**Task prompt**
Among the following entries, count the lines that contain "устройство" and report only the result.

**Material for this task**

· · · · · · ·

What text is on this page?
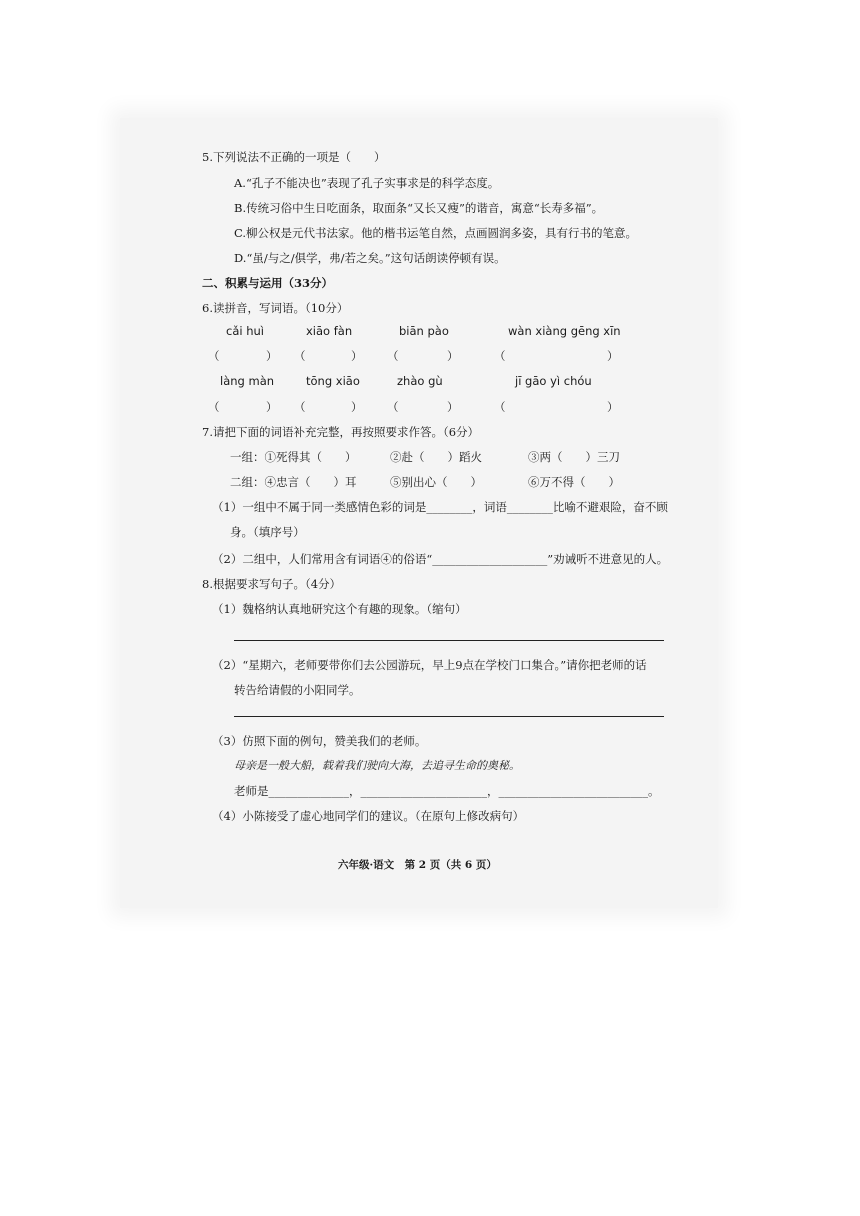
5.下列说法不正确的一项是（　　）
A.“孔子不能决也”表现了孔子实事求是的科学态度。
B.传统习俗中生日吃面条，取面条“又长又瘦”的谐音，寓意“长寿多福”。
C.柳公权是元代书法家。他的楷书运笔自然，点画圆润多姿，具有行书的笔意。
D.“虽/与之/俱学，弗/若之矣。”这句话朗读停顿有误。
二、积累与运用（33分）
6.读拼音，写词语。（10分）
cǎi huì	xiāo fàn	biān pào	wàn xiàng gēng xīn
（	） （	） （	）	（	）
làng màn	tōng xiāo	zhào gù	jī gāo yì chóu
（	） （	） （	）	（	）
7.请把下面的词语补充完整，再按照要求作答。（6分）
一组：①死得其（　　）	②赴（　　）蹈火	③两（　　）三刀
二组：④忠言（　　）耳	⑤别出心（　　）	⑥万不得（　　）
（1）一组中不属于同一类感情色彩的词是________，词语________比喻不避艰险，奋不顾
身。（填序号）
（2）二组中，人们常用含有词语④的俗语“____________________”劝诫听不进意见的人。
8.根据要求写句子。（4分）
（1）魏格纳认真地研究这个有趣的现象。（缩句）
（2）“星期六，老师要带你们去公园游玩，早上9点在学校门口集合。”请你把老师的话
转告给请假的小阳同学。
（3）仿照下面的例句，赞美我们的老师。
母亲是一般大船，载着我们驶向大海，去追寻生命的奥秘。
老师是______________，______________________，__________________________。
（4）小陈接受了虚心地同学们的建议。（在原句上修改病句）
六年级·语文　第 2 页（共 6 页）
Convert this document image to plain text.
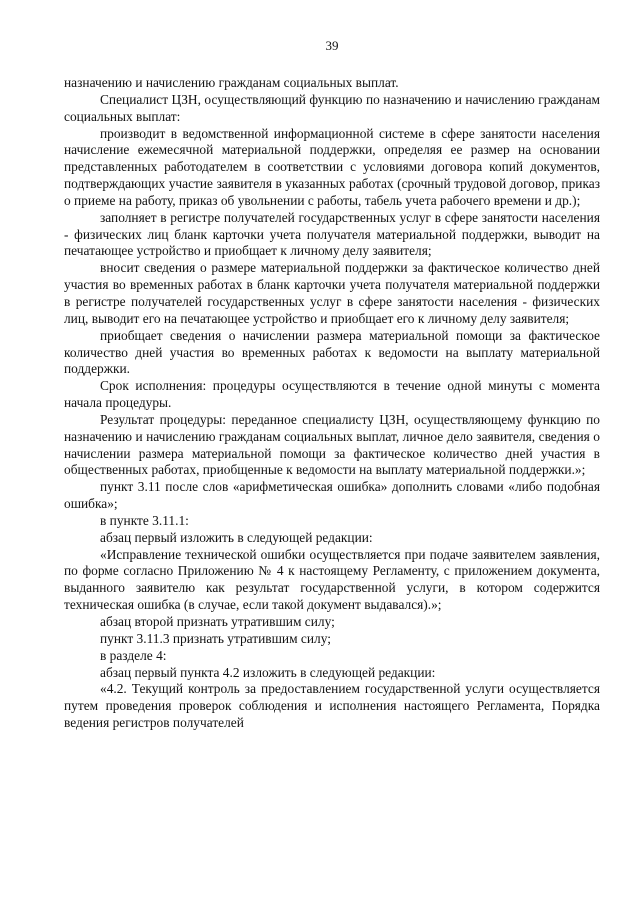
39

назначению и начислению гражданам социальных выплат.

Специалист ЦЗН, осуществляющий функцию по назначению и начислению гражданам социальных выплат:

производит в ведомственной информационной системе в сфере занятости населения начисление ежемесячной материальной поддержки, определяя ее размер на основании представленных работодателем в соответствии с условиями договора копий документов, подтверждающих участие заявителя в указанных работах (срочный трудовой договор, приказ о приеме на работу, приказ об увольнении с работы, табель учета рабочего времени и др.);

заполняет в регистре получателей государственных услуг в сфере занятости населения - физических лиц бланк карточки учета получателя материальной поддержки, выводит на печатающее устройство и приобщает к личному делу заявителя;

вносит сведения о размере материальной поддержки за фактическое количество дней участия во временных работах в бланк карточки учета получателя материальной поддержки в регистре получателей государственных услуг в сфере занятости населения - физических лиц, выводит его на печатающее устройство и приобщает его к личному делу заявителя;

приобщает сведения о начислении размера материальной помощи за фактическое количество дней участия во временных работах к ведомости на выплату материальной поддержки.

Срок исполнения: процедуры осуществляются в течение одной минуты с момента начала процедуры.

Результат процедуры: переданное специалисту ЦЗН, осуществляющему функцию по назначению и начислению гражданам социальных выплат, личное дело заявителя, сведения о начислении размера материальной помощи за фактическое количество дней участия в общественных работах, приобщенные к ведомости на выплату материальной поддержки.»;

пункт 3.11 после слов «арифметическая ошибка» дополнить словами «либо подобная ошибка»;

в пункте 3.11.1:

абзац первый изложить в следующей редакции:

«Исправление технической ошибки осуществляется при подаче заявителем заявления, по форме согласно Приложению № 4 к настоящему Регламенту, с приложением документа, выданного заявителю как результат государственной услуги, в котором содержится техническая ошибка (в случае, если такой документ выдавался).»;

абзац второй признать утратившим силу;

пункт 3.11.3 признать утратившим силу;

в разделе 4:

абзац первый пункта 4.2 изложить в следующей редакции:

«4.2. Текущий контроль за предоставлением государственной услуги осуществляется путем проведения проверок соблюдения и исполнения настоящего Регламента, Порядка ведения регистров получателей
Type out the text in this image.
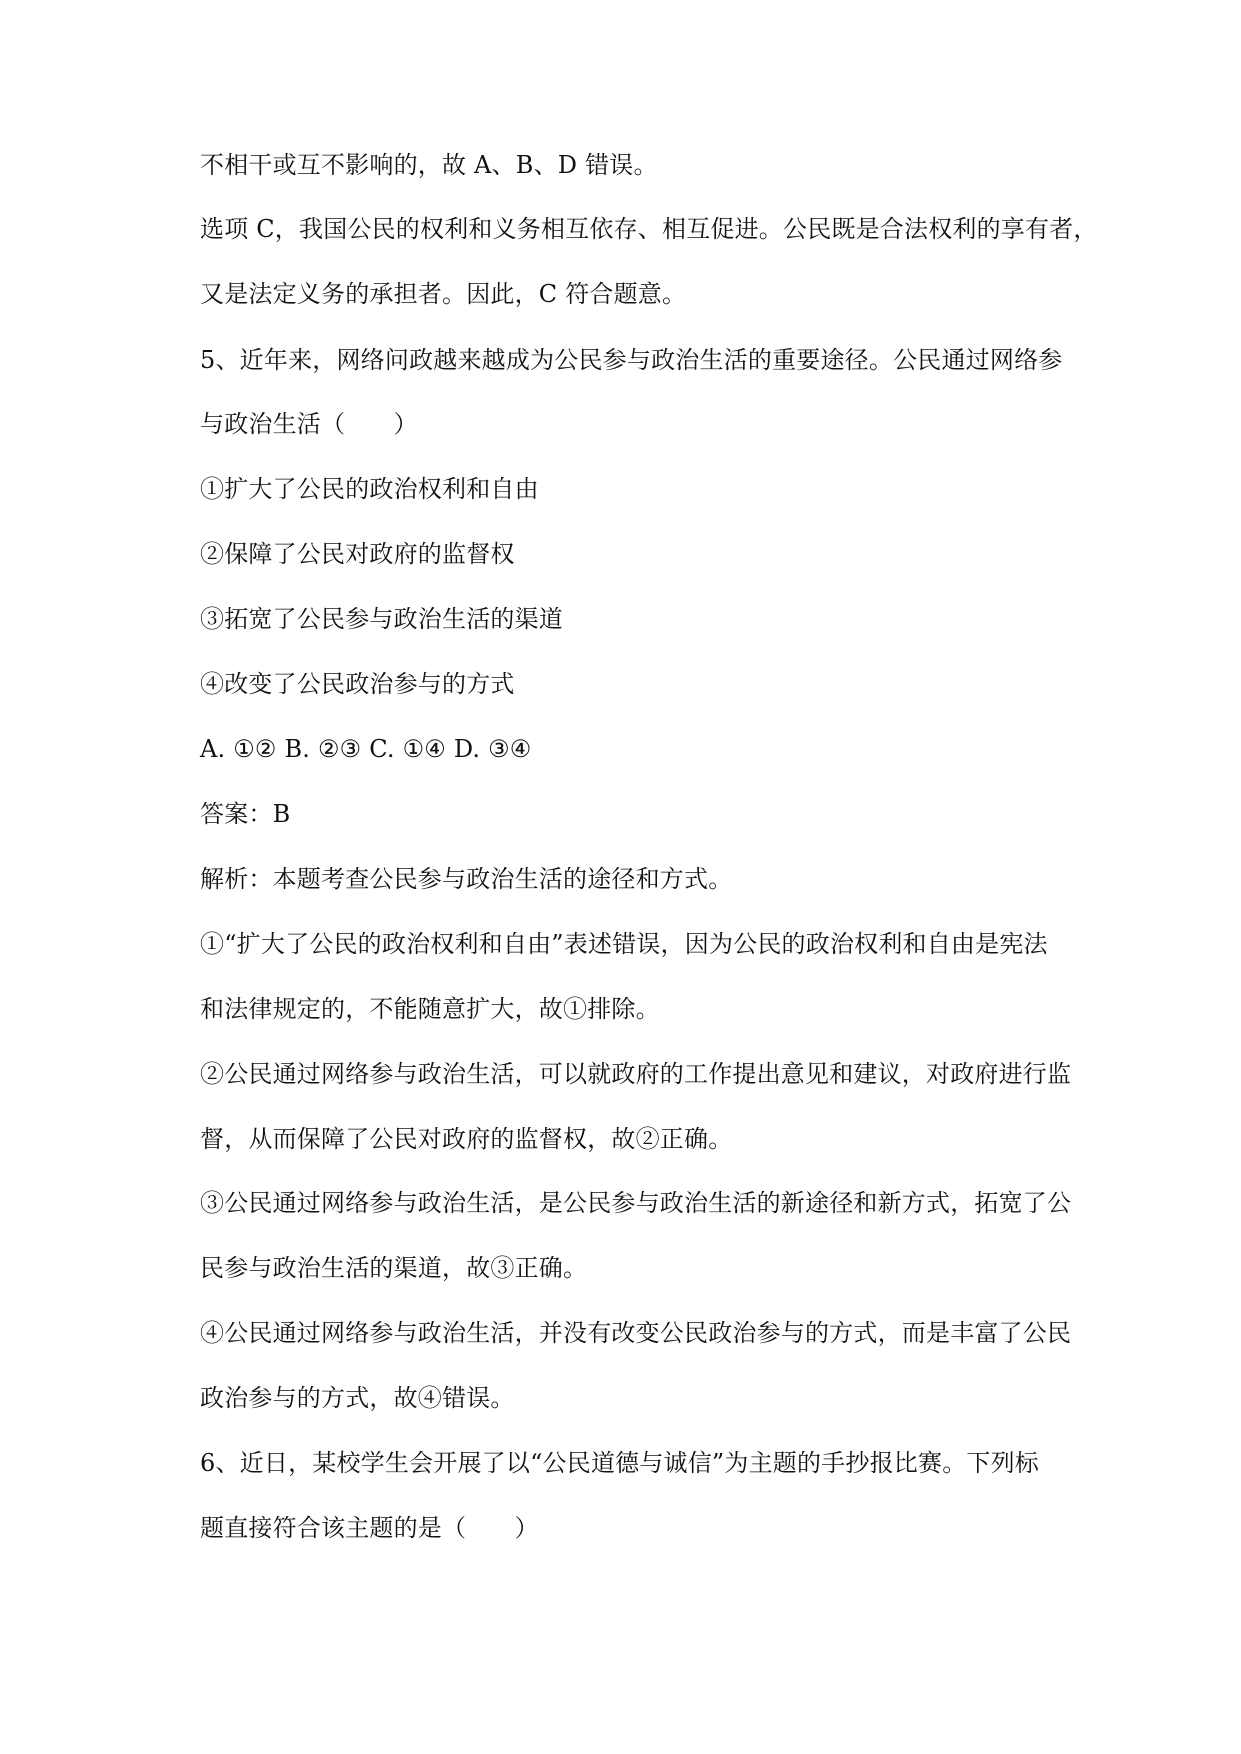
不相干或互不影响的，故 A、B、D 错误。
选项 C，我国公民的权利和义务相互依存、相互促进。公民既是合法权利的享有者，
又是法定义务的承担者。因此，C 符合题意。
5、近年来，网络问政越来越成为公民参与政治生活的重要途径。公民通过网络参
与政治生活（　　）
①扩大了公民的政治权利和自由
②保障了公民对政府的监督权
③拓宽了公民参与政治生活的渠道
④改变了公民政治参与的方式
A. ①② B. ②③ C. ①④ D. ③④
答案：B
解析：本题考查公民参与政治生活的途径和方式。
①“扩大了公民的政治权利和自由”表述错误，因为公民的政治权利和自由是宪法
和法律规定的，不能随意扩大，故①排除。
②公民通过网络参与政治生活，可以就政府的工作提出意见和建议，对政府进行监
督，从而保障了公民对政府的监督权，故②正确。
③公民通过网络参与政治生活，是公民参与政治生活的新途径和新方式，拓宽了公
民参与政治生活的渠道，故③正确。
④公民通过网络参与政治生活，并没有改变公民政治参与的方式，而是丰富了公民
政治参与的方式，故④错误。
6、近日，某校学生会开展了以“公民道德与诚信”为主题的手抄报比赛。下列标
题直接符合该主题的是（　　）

· · · · · · ·

**Answer to the task**
2